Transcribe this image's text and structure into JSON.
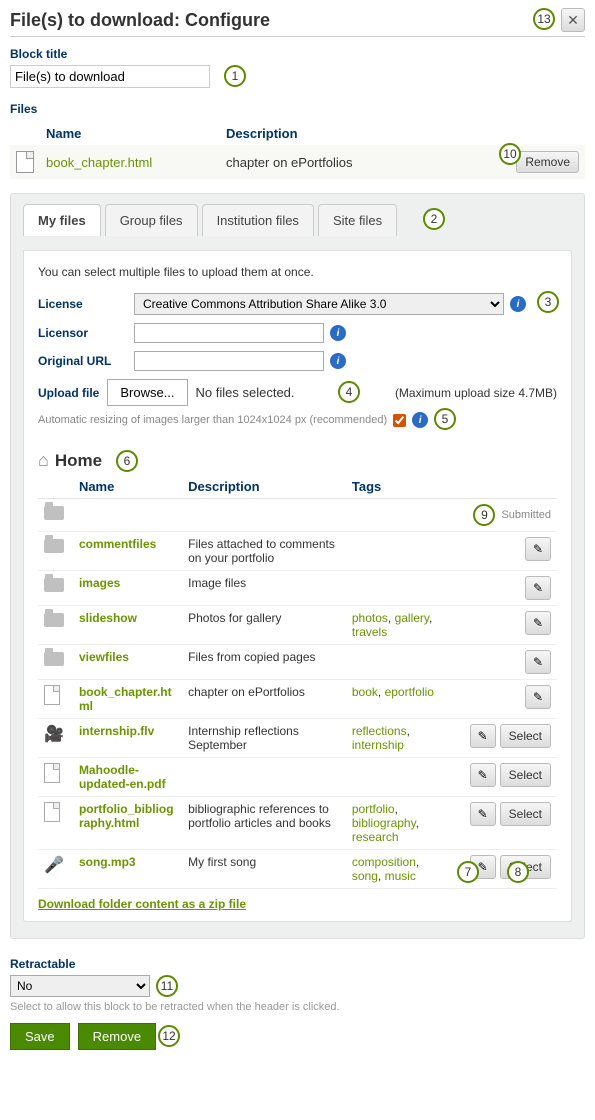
{
  "header": {
    "title": "File(s) to download: Configure"
  },
  "block_title": {
    "label": "Block title",
    "value": "File(s) to download"
  },
  "files_section": {
    "label": "Files",
    "columns": {
      "name": "Name",
      "description": "Description"
    },
    "file": {
      "name": "book_chapter.html",
      "description": "chapter on ePortfolios"
    },
    "remove_label": "Remove"
  },
  "tabs": {
    "my_files": "My files",
    "group_files": "Group files",
    "institution_files": "Institution files",
    "site_files": "Site files"
  },
  "upload_panel": {
    "helptext": "You can select multiple files to upload them at once.",
    "license_label": "License",
    "license_value": "Creative Commons Attribution Share Alike 3.0",
    "licensor_label": "Licensor",
    "licensor_value": "",
    "original_url_label": "Original URL",
    "original_url_value": "",
    "upload_label": "Upload file",
    "browse_label": "Browse...",
    "no_files": "No files selected.",
    "max_size": "(Maximum upload size 4.7MB)",
    "resize_label": "Automatic resizing of images larger than 1024x1024 px (recommended)"
  },
  "home": {
    "title": "Home",
    "columns": {
      "name": "Name",
      "description": "Description",
      "tags": "Tags"
    },
    "submitted_label": "Submitted",
    "rows": [
      {
        "type": "folder",
        "name": "",
        "description": "",
        "tags": [],
        "submitted": true,
        "selectable": false,
        "editable": false
      },
      {
        "type": "folder",
        "name": "commentfiles",
        "description": "Files attached to comments on your portfolio",
        "tags": [],
        "selectable": false,
        "editable": true
      },
      {
        "type": "folder",
        "name": "images",
        "description": "Image files",
        "tags": [],
        "selectable": false,
        "editable": true
      },
      {
        "type": "folder",
        "name": "slideshow",
        "description": "Photos for gallery",
        "tags": [
          "photos",
          "gallery",
          "travels"
        ],
        "selectable": false,
        "editable": true
      },
      {
        "type": "folder",
        "name": "viewfiles",
        "description": "Files from copied pages",
        "tags": [],
        "selectable": false,
        "editable": true
      },
      {
        "type": "file",
        "name": "book_chapter.html",
        "description": "chapter on ePortfolios",
        "tags": [
          "book",
          "eportfolio"
        ],
        "selectable": false,
        "editable": true
      },
      {
        "type": "video",
        "name": "internship.flv",
        "description": "Internship reflections September",
        "tags": [
          "reflections",
          "internship"
        ],
        "selectable": true,
        "editable": true
      },
      {
        "type": "file",
        "name": "Mahoodle-updated-en.pdf",
        "description": "",
        "tags": [],
        "selectable": true,
        "editable": true
      },
      {
        "type": "file",
        "name": "portfolio_bibliography.html",
        "description": "bibliographic references to portfolio articles and books",
        "tags": [
          "portfolio",
          "bibliography",
          "research"
        ],
        "selectable": true,
        "editable": true
      },
      {
        "type": "audio",
        "name": "song.mp3",
        "description": "My first song",
        "tags": [
          "composition",
          "song",
          "music"
        ],
        "selectable": true,
        "editable": true
      }
    ],
    "zip_link": "Download folder content as a zip file",
    "select_label": "Select"
  },
  "retractable": {
    "label": "Retractable",
    "value": "No",
    "help": "Select to allow this block to be retracted when the header is clicked."
  },
  "buttons": {
    "save": "Save",
    "remove": "Remove"
  },
  "callouts": [
    "1",
    "2",
    "3",
    "4",
    "5",
    "6",
    "7",
    "8",
    "9",
    "10",
    "11",
    "12",
    "13"
  ]
}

####

» Task brief:
Search the entries for "header" and copy out each line that has it.

» Task result:
  "header": {
    "help": "Select to allow this block to be retracted when the header is clicked."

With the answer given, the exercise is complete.